AIM OF THE EXERCISE: What follows is a set of entries. Repeat them exactly, but not their pictures.

[Records that describe figures]
═══

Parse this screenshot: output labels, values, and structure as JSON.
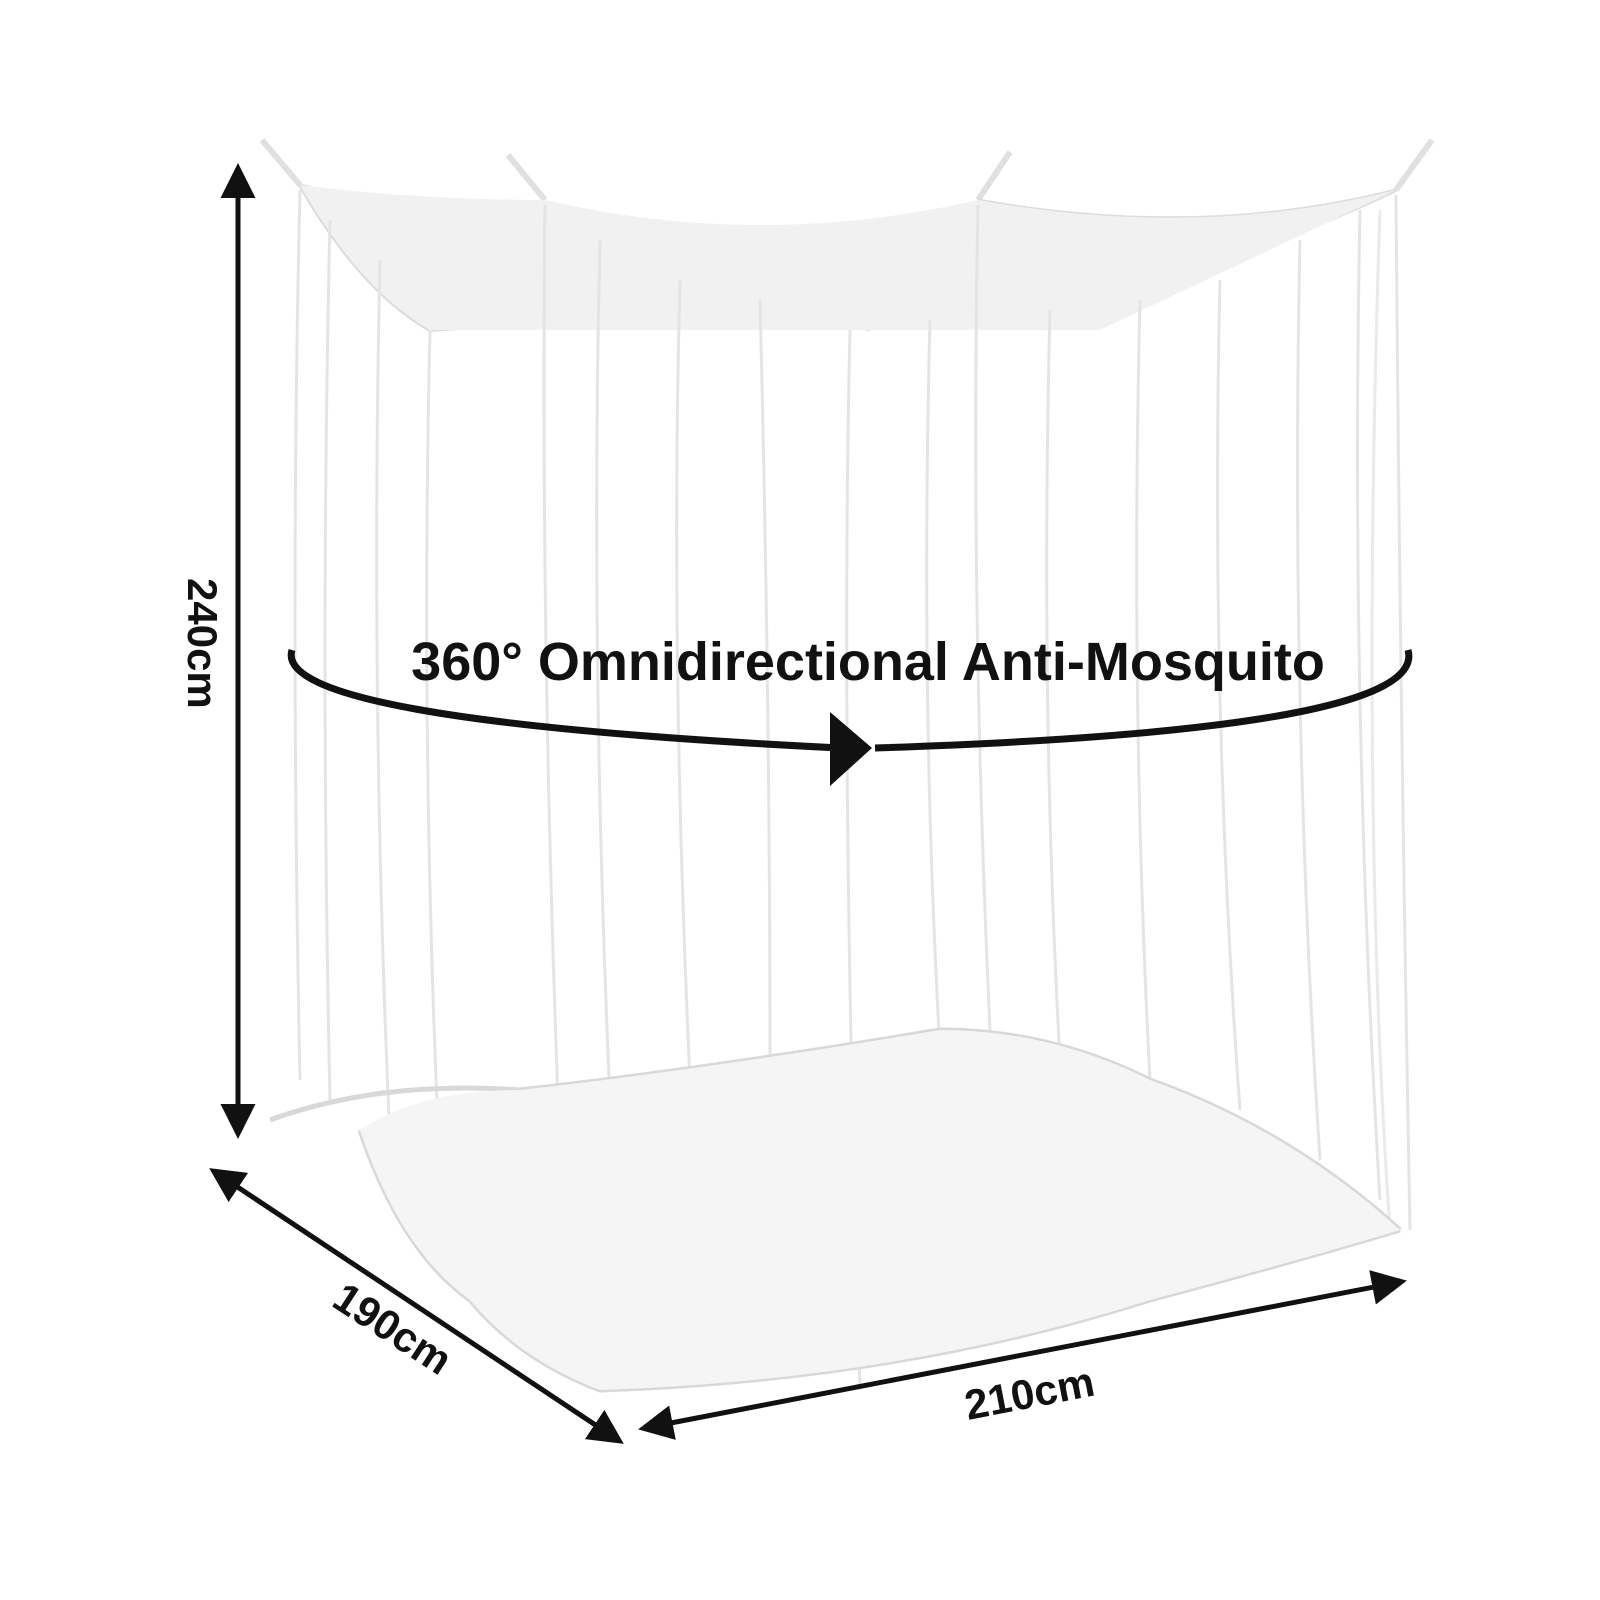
{
  "product_image": {
    "colors": {
      "background": "#ffffff",
      "net": "#e6e6e6",
      "net_shadow": "#d4d4d4",
      "ink": "#111111"
    },
    "labels": {
      "height": "240cm",
      "depth": "190cm",
      "width": "210cm",
      "feature": "360° Omnidirectional Anti-Mosquito"
    }
  }
}
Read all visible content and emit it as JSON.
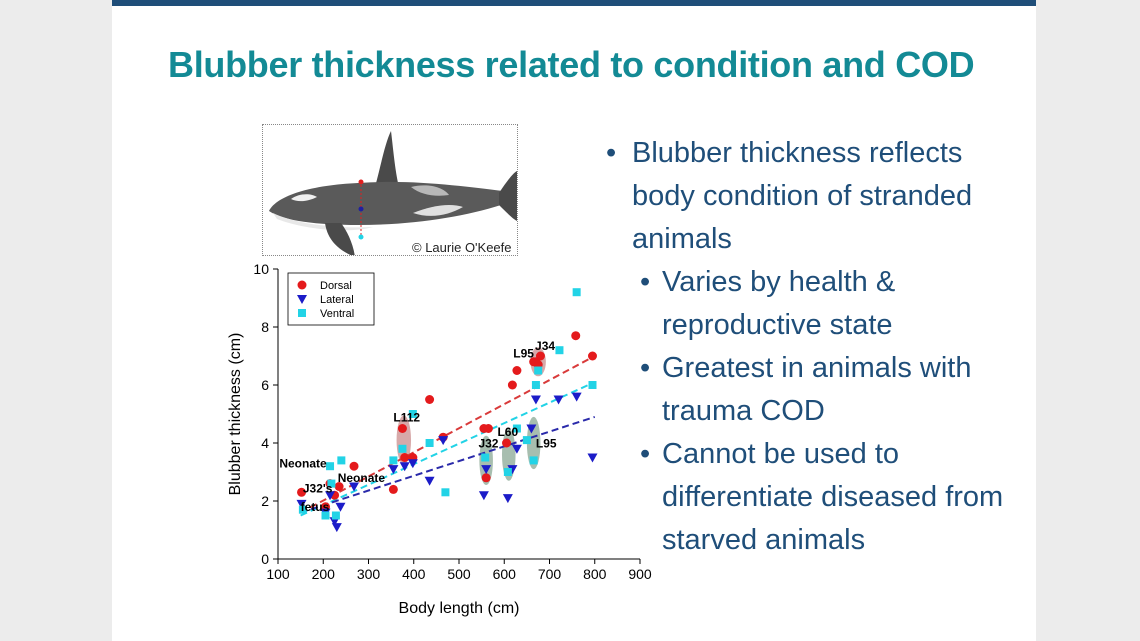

═══

FINAL RESULT:
Parse this screenshot: output labels, values, and structure as JSON.
{
  "product_image": {
    "colors": {
      "background": "#ffffff",
      "net": "#e6e6e6",
      "net_shadow": "#d4d4d4",
      "ink": "#111111"
    },
    "labels": {
      "height": "240cm",
      "depth": "190cm",
      "width": "210cm",
      "feature": "360° Omnidirectional Anti-Mosquito"
    }
  }
}
Read all visible content and emit it as JSON.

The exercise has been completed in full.